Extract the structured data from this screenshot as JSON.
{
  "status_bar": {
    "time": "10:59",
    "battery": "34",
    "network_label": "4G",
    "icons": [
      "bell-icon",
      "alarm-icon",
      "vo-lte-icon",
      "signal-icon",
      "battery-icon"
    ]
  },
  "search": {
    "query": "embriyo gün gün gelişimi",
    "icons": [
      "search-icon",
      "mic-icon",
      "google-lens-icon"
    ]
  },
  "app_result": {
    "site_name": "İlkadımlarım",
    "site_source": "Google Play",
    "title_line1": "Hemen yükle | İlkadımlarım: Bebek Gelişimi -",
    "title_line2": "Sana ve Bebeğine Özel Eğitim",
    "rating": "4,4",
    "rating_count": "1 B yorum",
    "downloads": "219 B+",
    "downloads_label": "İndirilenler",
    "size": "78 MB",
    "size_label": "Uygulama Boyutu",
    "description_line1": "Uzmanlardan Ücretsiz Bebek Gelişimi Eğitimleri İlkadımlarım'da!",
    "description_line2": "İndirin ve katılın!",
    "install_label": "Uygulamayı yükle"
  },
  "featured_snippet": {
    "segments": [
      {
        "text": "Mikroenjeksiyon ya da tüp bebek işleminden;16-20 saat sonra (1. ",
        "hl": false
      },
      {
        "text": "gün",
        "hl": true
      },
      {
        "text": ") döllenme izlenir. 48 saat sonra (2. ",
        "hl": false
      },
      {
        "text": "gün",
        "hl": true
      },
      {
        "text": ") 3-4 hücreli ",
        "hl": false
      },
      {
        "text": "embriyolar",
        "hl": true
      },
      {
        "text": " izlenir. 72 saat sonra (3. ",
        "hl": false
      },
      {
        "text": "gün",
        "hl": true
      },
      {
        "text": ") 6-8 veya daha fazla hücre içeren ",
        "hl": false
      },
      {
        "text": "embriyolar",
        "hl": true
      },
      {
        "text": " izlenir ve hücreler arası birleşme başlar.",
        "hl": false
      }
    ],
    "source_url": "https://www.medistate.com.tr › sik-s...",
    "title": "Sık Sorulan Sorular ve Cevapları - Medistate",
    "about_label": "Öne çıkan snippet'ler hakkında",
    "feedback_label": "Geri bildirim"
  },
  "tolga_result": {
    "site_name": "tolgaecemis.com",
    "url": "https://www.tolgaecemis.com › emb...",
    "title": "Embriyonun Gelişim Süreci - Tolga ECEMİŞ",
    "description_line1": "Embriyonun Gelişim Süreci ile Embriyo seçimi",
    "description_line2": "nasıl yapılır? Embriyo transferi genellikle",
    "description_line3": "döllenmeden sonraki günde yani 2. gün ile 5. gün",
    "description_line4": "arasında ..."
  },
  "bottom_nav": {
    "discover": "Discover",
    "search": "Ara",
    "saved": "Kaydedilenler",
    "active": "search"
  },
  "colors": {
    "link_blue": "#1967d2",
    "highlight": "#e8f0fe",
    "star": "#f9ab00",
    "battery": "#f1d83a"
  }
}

──────

WORK TO DO:
The entries above must be returned exactly.

SOLUTION TO THIS EXERCISE:
Extract the structured data from this screenshot as JSON.
{
  "status_bar": {
    "time": "10:59",
    "battery": "34",
    "network_label": "4G",
    "icons": [
      "bell-icon",
      "alarm-icon",
      "vo-lte-icon",
      "signal-icon",
      "battery-icon"
    ]
  },
  "search": {
    "query": "embriyo gün gün gelişimi",
    "icons": [
      "search-icon",
      "mic-icon",
      "google-lens-icon"
    ]
  },
  "app_result": {
    "site_name": "İlkadımlarım",
    "site_source": "Google Play",
    "title_line1": "Hemen yükle | İlkadımlarım: Bebek Gelişimi -",
    "title_line2": "Sana ve Bebeğine Özel Eğitim",
    "rating": "4,4",
    "rating_count": "1 B yorum",
    "downloads": "219 B+",
    "downloads_label": "İndirilenler",
    "size": "78 MB",
    "size_label": "Uygulama Boyutu",
    "description_line1": "Uzmanlardan Ücretsiz Bebek Gelişimi Eğitimleri İlkadımlarım'da!",
    "description_line2": "İndirin ve katılın!",
    "install_label": "Uygulamayı yükle"
  },
  "featured_snippet": {
    "segments": [
      {
        "text": "Mikroenjeksiyon ya da tüp bebek işleminden;16-20 saat sonra (1. ",
        "hl": false
      },
      {
        "text": "gün",
        "hl": true
      },
      {
        "text": ") döllenme izlenir. 48 saat sonra (2. ",
        "hl": false
      },
      {
        "text": "gün",
        "hl": true
      },
      {
        "text": ") 3-4 hücreli ",
        "hl": false
      },
      {
        "text": "embriyolar",
        "hl": true
      },
      {
        "text": " izlenir. 72 saat sonra (3. ",
        "hl": false
      },
      {
        "text": "gün",
        "hl": true
      },
      {
        "text": ") 6-8 veya daha fazla hücre içeren ",
        "hl": false
      },
      {
        "text": "embriyolar",
        "hl": true
      },
      {
        "text": " izlenir ve hücreler arası birleşme başlar.",
        "hl": false
      }
    ],
    "source_url": "https://www.medistate.com.tr › sik-s...",
    "title": "Sık Sorulan Sorular ve Cevapları - Medistate",
    "about_label": "Öne çıkan snippet'ler hakkında",
    "feedback_label": "Geri bildirim"
  },
  "tolga_result": {
    "site_name": "tolgaecemis.com",
    "url": "https://www.tolgaecemis.com › emb...",
    "title": "Embriyonun Gelişim Süreci - Tolga ECEMİŞ",
    "description_line1": "Embriyonun Gelişim Süreci ile Embriyo seçimi",
    "description_line2": "nasıl yapılır? Embriyo transferi genellikle",
    "description_line3": "döllenmeden sonraki günde yani 2. gün ile 5. gün",
    "description_line4": "arasında ..."
  },
  "bottom_nav": {
    "discover": "Discover",
    "search": "Ara",
    "saved": "Kaydedilenler",
    "active": "search"
  },
  "colors": {
    "link_blue": "#1967d2",
    "highlight": "#e8f0fe",
    "star": "#f9ab00",
    "battery": "#f1d83a"
  }
}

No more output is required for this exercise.